■ **Problem details**:
In the entries below, find the lines with the word "Server" and copy them.

■ **Records provided**:
** START **

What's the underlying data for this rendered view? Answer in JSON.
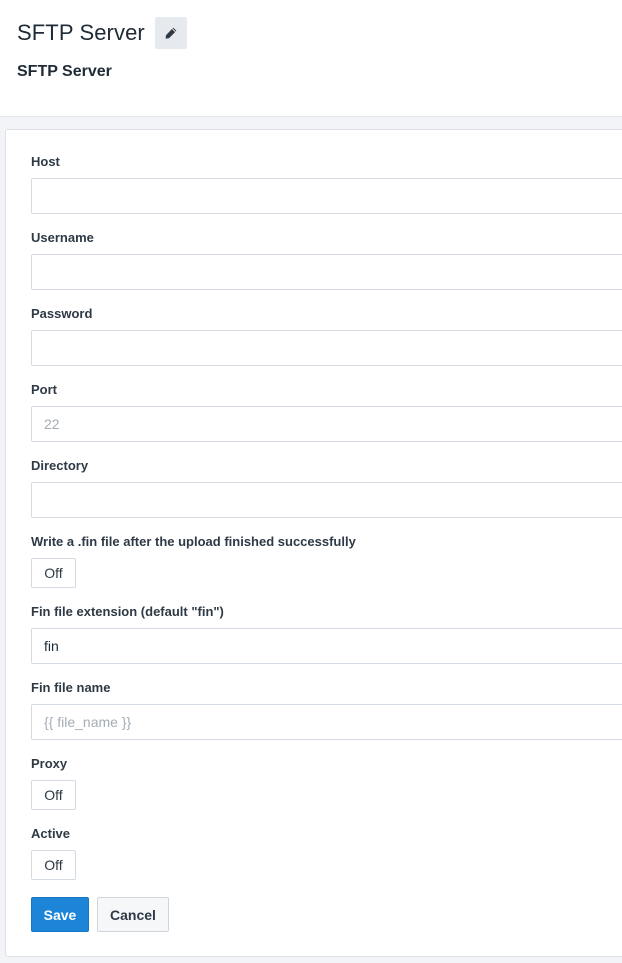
{
  "header": {
    "title": "SFTP Server",
    "subtitle": "SFTP Server",
    "edit_icon": "pencil-icon"
  },
  "form": {
    "host": {
      "label": "Host",
      "value": "",
      "placeholder": ""
    },
    "username": {
      "label": "Username",
      "value": "",
      "placeholder": ""
    },
    "password": {
      "label": "Password",
      "value": "",
      "placeholder": ""
    },
    "port": {
      "label": "Port",
      "value": "",
      "placeholder": "22"
    },
    "directory": {
      "label": "Directory",
      "value": "",
      "placeholder": ""
    },
    "write_fin": {
      "label": "Write a .fin file after the upload finished successfully",
      "state": "Off"
    },
    "fin_extension": {
      "label": "Fin file extension (default \"fin\")",
      "value": "fin",
      "placeholder": ""
    },
    "fin_name": {
      "label": "Fin file name",
      "value": "",
      "placeholder": "{{ file_name }}"
    },
    "proxy": {
      "label": "Proxy",
      "state": "Off"
    },
    "active": {
      "label": "Active",
      "state": "Off"
    }
  },
  "actions": {
    "save_label": "Save",
    "cancel_label": "Cancel"
  },
  "colors": {
    "primary": "#1d85d8",
    "background": "#f2f4f7",
    "border": "#d5dbe2",
    "text": "#1f2b37"
  }
}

** END **

■ **Reply to the task**:
    "title": "SFTP Server",
    "subtitle": "SFTP Server",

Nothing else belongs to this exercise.